== WHAT YOU NEED TO DO ==
Reproduce the rows from the first one through the line that contains "y-tick-label: 0.0 xyxy=(166,399,188,415)", replacing "y-tick-label" with "y-left-tick-label" and keeping everything else unchanged.

== DATA SHOWN ==
····················

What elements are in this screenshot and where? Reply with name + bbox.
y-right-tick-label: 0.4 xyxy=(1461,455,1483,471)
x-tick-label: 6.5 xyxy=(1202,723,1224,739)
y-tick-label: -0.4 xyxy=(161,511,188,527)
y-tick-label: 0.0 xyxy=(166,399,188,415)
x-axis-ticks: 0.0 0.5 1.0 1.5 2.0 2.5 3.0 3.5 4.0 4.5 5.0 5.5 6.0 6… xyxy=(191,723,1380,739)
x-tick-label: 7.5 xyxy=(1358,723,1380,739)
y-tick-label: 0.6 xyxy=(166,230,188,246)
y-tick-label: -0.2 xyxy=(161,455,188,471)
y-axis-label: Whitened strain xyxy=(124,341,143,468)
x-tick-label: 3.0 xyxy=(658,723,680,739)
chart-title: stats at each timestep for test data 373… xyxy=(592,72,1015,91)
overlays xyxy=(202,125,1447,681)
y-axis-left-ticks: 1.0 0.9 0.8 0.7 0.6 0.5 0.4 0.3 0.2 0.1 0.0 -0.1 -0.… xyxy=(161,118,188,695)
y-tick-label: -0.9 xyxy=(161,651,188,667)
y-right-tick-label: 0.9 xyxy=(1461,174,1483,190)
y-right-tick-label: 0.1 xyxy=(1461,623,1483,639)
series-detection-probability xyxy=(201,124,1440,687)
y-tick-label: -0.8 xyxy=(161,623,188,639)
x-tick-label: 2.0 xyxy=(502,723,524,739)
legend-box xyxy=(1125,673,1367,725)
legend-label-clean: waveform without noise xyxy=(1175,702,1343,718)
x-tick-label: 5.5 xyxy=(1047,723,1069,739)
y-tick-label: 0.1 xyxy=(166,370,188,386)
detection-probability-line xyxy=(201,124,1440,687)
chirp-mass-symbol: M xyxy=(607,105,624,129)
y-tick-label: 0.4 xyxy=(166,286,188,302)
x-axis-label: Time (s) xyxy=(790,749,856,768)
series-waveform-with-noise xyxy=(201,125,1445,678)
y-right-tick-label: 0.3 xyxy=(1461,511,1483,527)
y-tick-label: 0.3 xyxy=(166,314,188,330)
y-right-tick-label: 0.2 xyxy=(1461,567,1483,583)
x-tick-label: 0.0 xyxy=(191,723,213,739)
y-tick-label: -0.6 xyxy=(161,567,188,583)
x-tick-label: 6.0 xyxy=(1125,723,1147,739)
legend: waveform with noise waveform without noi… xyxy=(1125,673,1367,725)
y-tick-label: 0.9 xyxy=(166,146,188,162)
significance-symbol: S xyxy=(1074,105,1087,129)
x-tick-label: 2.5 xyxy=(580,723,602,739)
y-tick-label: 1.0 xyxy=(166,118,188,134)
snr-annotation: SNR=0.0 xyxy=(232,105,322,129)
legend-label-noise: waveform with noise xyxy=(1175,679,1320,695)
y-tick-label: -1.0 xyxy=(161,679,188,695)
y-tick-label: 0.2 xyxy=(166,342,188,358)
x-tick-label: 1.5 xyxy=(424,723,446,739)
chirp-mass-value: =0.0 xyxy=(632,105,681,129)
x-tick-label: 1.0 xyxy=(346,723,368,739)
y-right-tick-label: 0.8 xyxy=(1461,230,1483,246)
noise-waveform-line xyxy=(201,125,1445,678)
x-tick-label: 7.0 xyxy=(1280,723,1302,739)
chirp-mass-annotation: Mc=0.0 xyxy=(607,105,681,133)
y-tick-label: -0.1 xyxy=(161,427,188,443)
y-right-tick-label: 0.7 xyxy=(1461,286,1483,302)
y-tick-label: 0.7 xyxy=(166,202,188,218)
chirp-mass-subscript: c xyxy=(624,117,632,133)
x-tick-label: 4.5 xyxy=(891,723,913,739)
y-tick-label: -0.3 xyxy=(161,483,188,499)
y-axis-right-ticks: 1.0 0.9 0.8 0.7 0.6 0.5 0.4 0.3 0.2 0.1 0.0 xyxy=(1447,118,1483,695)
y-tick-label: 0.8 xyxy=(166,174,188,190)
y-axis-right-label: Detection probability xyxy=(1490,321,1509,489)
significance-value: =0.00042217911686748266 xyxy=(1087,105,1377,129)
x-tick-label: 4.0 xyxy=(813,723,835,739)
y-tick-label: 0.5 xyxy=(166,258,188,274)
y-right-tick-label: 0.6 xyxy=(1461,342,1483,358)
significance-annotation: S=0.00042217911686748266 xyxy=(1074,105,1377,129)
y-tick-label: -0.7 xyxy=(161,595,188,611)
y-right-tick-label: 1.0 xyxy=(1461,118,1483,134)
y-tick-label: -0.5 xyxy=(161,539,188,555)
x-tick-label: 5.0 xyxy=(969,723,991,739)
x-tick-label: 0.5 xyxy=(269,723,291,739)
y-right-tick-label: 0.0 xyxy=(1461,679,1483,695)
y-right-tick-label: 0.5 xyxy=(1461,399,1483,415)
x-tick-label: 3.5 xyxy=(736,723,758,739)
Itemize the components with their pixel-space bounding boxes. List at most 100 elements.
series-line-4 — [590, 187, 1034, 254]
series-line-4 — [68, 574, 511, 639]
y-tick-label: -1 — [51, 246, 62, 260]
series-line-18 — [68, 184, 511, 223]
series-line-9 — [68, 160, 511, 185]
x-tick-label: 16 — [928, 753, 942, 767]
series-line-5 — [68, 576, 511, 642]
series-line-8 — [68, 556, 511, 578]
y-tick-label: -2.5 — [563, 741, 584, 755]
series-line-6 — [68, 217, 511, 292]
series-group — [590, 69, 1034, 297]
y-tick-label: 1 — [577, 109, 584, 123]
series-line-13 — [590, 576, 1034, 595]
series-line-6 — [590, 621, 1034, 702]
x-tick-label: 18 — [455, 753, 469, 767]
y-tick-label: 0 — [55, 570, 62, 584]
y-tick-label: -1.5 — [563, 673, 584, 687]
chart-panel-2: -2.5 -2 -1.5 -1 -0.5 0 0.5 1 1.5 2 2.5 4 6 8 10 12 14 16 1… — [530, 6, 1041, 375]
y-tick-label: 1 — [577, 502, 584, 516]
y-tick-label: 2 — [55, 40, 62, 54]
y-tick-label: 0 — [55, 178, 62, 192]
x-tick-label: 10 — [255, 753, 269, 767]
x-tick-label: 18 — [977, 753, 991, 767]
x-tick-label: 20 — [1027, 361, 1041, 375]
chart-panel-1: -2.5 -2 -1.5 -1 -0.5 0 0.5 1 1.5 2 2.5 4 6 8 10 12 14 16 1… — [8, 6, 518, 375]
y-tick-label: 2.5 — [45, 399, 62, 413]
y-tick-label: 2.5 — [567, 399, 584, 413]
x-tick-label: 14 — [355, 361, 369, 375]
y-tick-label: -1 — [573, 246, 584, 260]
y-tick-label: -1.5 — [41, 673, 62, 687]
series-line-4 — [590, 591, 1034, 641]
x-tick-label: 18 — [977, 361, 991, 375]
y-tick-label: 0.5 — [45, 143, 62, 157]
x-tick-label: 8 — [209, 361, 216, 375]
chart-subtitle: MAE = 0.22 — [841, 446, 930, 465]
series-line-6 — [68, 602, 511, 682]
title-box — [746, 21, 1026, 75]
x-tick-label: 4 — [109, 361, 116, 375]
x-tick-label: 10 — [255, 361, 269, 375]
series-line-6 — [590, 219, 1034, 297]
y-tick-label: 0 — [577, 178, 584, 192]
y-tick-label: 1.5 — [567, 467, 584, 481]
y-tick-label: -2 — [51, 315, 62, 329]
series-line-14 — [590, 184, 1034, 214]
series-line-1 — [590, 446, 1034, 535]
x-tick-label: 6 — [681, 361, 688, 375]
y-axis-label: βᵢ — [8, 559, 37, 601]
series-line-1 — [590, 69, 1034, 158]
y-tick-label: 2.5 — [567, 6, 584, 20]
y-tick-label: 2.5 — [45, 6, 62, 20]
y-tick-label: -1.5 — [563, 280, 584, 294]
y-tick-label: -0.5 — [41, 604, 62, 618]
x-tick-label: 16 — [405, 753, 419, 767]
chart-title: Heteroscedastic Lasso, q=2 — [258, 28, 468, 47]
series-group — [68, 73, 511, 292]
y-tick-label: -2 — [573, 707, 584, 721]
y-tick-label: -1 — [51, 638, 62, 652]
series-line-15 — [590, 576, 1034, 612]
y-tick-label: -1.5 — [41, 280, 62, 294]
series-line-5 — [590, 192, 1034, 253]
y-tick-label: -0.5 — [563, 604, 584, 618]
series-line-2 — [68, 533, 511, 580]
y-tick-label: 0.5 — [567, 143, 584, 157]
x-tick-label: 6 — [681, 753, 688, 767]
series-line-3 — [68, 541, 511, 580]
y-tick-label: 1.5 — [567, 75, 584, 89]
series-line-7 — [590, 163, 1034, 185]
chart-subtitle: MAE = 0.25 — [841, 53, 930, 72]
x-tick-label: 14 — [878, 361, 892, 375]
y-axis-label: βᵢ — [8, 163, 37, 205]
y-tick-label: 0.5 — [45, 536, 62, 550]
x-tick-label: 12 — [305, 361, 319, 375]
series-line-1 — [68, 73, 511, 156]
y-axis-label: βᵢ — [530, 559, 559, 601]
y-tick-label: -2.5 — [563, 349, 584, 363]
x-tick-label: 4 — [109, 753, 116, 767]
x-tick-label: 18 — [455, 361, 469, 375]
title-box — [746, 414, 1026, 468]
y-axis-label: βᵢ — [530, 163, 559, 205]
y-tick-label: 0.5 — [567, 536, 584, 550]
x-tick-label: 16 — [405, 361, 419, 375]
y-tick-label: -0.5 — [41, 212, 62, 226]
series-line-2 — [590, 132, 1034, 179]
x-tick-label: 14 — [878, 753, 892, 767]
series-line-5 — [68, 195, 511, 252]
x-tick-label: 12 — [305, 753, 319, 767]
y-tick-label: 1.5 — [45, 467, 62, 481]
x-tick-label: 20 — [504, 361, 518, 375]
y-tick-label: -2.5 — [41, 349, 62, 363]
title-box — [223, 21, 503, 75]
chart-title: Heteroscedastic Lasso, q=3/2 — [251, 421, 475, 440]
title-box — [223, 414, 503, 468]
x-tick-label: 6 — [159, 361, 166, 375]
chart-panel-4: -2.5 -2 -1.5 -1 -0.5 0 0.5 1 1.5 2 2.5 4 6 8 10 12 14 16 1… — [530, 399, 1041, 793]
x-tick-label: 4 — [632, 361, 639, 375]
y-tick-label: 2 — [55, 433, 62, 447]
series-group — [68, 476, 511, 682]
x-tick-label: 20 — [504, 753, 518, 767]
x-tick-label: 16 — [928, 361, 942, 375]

····················

== EXERCISE ANSWER ==
What elements are in this screenshot and where? Reply with name + bbox.
y-right-tick-label: 0.4 xyxy=(1461,455,1483,471)
x-tick-label: 6.5 xyxy=(1202,723,1224,739)
y-left-tick-label: -0.4 xyxy=(161,511,188,527)
y-left-tick-label: 0.0 xyxy=(166,399,188,415)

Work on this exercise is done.